**WHAT IS EXPECTED:** Check each line of the listing for the word "Emissionen" and give only the number of lines that have it.

**EXTRACTED INFORMATION:**
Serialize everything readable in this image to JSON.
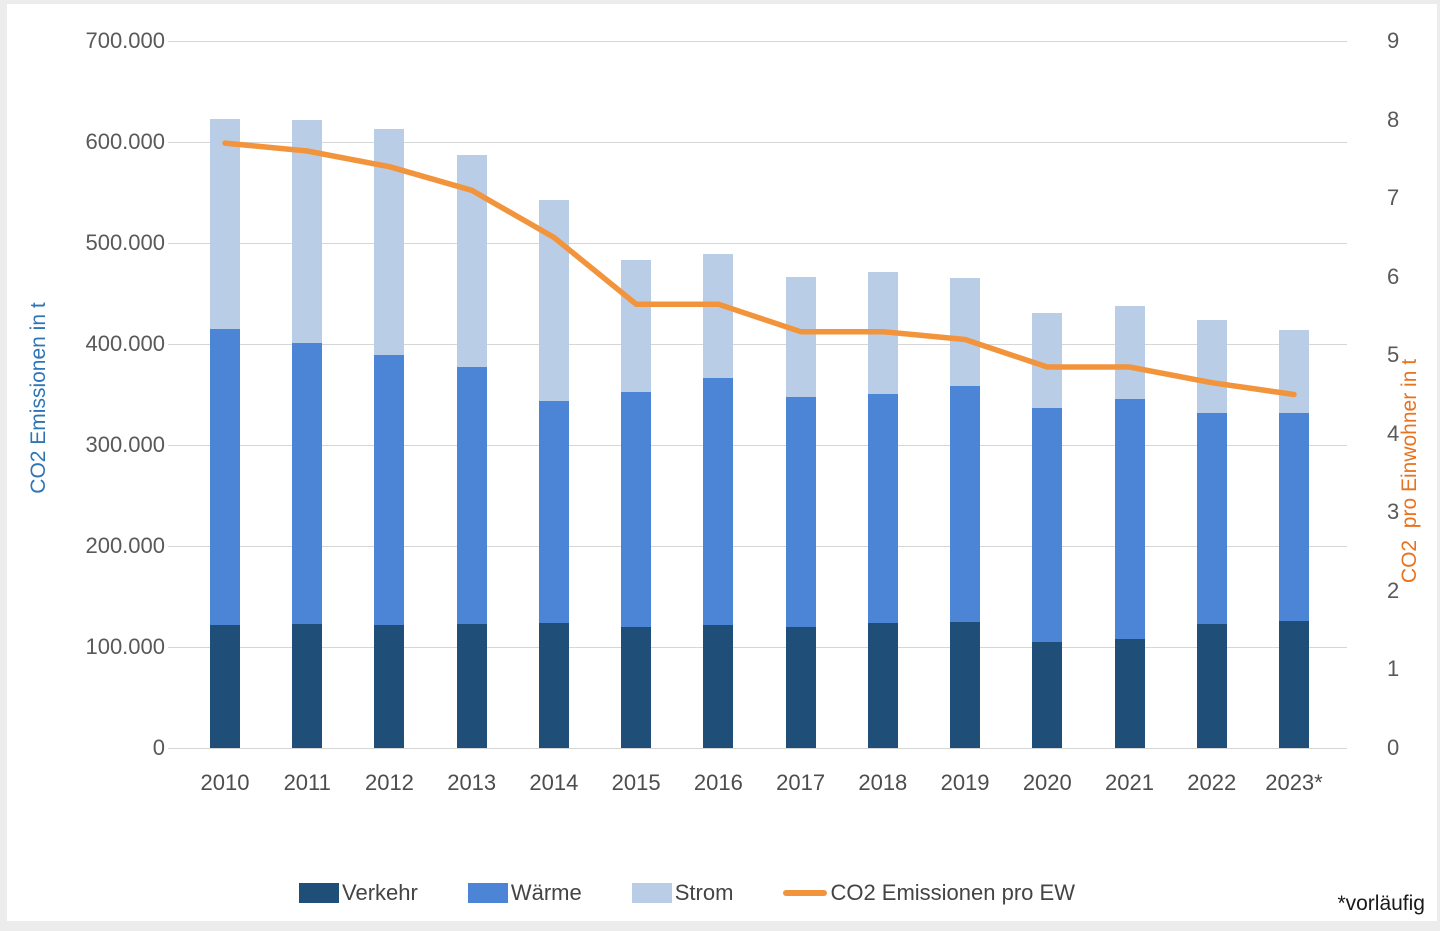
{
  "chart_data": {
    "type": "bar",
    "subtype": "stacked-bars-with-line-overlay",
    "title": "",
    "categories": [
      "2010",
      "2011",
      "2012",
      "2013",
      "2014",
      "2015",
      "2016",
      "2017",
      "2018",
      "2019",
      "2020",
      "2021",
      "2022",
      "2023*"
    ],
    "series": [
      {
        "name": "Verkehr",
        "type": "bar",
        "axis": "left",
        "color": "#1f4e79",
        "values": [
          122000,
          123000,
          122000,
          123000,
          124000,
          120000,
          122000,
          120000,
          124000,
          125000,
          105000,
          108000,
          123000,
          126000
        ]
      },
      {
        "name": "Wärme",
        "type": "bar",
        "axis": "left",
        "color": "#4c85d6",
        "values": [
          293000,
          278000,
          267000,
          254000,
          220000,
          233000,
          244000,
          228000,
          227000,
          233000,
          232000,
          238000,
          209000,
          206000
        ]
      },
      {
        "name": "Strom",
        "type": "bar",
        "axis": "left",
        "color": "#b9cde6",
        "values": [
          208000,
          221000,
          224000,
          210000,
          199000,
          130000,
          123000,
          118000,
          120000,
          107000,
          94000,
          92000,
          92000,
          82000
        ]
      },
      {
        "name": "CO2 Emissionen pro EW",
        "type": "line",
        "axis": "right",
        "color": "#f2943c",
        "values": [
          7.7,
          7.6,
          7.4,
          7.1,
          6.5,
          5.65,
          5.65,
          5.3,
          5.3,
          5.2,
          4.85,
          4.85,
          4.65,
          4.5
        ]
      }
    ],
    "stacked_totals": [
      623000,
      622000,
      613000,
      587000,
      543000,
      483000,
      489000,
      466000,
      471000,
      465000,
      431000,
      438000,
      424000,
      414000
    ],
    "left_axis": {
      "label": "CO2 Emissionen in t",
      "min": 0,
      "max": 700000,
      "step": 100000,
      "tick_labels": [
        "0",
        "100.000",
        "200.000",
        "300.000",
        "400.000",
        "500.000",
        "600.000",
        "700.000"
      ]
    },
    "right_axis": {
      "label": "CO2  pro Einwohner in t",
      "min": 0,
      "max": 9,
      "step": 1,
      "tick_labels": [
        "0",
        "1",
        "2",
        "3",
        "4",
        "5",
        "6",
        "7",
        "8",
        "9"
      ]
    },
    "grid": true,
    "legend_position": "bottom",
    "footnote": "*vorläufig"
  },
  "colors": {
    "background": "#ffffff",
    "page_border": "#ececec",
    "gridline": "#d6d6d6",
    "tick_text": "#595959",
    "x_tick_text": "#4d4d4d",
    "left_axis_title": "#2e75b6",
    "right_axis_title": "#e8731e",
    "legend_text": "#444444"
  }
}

---

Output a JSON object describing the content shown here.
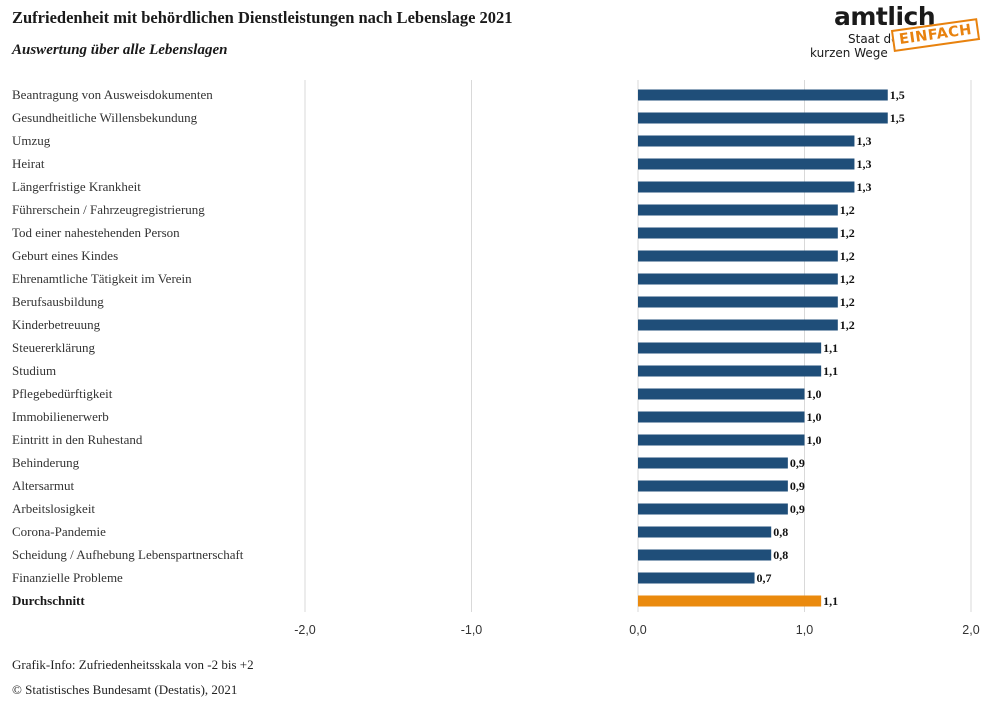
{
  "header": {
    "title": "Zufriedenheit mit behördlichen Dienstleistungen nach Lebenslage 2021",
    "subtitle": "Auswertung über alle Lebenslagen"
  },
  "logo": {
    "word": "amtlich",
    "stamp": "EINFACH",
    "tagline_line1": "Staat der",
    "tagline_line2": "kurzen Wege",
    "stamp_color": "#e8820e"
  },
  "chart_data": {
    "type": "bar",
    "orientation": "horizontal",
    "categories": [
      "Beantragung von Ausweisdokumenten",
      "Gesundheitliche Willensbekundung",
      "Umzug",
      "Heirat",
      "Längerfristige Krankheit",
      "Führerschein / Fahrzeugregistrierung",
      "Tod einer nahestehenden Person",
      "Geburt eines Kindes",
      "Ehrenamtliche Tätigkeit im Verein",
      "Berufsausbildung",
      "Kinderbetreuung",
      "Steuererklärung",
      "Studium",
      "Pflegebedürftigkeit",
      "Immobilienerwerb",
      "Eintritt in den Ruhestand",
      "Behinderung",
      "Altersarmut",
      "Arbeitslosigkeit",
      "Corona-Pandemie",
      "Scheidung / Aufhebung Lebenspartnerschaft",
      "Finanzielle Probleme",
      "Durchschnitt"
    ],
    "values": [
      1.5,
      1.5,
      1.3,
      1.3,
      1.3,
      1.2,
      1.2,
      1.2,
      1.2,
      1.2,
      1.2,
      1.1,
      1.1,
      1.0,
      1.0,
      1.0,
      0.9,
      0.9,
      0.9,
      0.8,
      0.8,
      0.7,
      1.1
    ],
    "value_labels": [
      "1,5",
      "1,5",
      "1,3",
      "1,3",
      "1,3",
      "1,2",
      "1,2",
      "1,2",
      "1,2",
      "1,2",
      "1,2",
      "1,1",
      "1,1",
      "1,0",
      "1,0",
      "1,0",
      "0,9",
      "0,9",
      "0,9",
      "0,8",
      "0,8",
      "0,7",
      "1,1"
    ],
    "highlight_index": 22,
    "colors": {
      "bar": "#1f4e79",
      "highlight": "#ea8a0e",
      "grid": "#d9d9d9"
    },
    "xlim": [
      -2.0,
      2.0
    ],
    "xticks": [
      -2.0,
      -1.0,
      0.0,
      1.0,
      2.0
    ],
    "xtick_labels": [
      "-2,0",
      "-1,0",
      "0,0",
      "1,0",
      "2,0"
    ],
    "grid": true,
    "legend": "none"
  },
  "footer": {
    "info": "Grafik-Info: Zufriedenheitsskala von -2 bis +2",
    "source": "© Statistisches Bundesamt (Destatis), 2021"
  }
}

* * *

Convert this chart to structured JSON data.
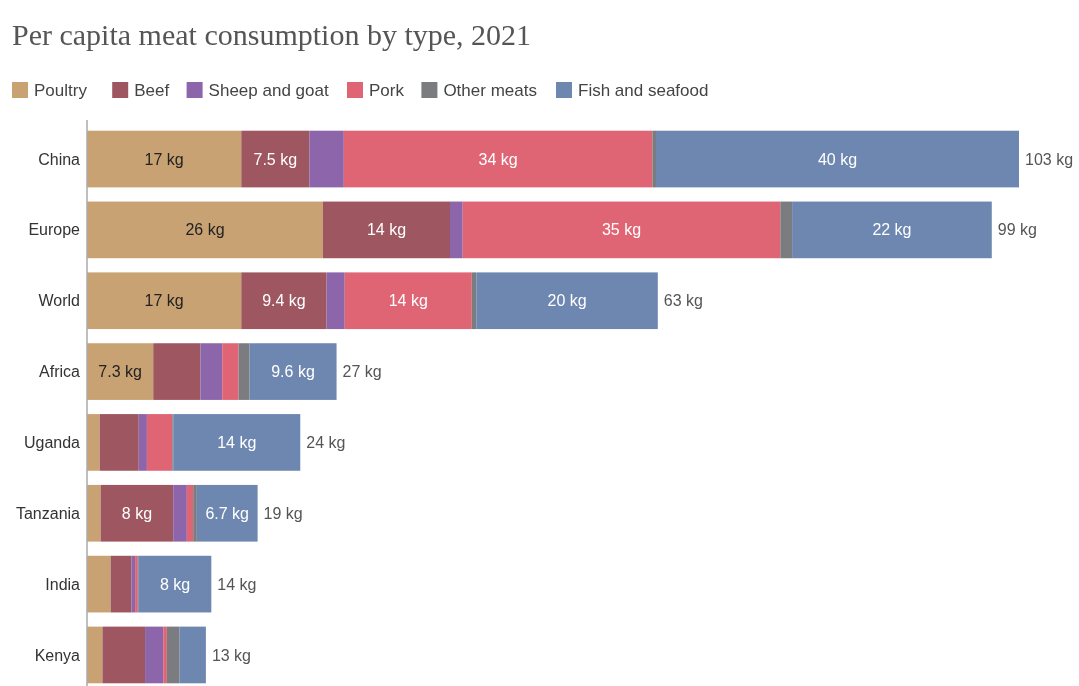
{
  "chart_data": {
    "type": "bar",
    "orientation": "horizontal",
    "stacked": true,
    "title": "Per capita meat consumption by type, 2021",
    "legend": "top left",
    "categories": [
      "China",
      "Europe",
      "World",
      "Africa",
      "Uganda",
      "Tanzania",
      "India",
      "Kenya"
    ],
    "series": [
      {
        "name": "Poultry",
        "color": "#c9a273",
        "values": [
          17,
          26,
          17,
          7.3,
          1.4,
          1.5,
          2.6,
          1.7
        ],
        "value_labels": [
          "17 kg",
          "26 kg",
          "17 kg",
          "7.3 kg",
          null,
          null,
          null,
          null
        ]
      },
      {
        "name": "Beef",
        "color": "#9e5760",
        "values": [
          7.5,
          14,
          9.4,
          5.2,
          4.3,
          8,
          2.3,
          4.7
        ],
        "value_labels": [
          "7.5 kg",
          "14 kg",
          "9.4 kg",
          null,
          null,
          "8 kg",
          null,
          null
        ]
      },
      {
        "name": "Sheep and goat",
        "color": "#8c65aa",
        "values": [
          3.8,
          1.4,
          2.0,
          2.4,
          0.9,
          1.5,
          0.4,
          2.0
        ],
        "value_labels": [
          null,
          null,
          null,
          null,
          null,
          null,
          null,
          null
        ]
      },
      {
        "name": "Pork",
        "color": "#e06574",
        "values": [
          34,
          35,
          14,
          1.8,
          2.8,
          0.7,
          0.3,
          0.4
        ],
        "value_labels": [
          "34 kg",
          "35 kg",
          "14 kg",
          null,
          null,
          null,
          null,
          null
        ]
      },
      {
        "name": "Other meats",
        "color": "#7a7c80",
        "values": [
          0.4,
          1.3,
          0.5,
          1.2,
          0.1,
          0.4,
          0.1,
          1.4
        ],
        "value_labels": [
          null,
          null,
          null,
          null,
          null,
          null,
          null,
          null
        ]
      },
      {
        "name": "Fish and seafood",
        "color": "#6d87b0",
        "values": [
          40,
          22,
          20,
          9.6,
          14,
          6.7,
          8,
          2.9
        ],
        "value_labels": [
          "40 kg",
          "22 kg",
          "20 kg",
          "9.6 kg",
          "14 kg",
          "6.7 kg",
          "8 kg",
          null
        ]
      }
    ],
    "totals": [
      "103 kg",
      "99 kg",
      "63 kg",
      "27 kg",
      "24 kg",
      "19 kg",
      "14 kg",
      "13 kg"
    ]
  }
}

**TASK RESPONSE:** 2